--- Start of RECORDS FOR THE TASK ---

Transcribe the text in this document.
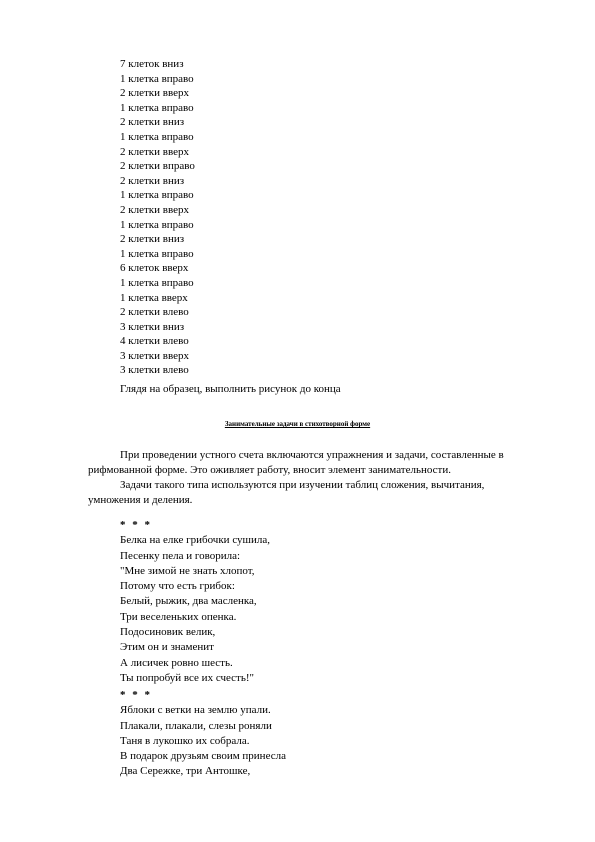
7 клеток вниз
1 клетка вправо
2 клетки вверх
1 клетка вправо
2 клетки вниз
1 клетка вправо
2 клетки вверх
2 клетки вправо
2 клетки вниз
1 клетка вправо
2 клетки вверх
1 клетка вправо
2 клетки вниз
1 клетка вправо
6 клеток вверх
1 клетка вправо
1 клетка вверх
2 клетки влево
3 клетки вниз
4 клетки влево
3 клетки вверх
3 клетки влево
Глядя на образец, выполнить рисунок до конца
Занимательные задачи в стихотворной форме
При проведении устного счета включаются упражнения и задачи, составленные в
рифмованной форме. Это оживляет работу, вносит элемент занимательности.
Задачи такого типа используются при изучении таблиц сложения, вычитания,
умножения и деления.
* * *
Белка на елке грибочки сушила,
Песенку пела и говорила:
"Мне зимой не знать хлопот,
Потому что есть грибок:
Белый, рыжик, два масленка,
Три веселеньких опенка.
Подосиновик велик,
Этим он и знаменит
А лисичек ровно шесть.
Ты попробуй все их счесть!"
* * *
Яблоки с ветки на землю упали.
Плакали, плакали, слезы роняли
Таня в лукошко их собрала.
В подарок друзьям своим принесла
Два Сережке, три Антошке,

--- End of RECORDS FOR THE TASK ---

● GIVEN REQUEST
Omitting all images, retype each line of the records precisely.

● RESPONSE TO THIS EXERCISE
Transcribe the text in this document.
7 клеток вниз
1 клетка вправо
2 клетки вверх
1 клетка вправо
2 клетки вниз
1 клетка вправо
2 клетки вверх
2 клетки вправо
2 клетки вниз
1 клетка вправо
2 клетки вверх
1 клетка вправо
2 клетки вниз
1 клетка вправо
6 клеток вверх
1 клетка вправо
1 клетка вверх
2 клетки влево
3 клетки вниз
4 клетки влево
3 клетки вверх
3 клетки влево
Глядя на образец, выполнить рисунок до конца
Занимательные задачи в стихотворной форме
При проведении устного счета включаются упражнения и задачи, составленные в
рифмованной форме. Это оживляет работу, вносит элемент занимательности.
Задачи такого типа используются при изучении таблиц сложения, вычитания,
умножения и деления.
* * *
Белка на елке грибочки сушила,
Песенку пела и говорила:
"Мне зимой не знать хлопот,
Потому что есть грибок:
Белый, рыжик, два масленка,
Три веселеньких опенка.
Подосиновик велик,
Этим он и знаменит
А лисичек ровно шесть.
Ты попробуй все их счесть!"
* * *
Яблоки с ветки на землю упали.
Плакали, плакали, слезы роняли
Таня в лукошко их собрала.
В подарок друзьям своим принесла
Два Сережке, три Антошке,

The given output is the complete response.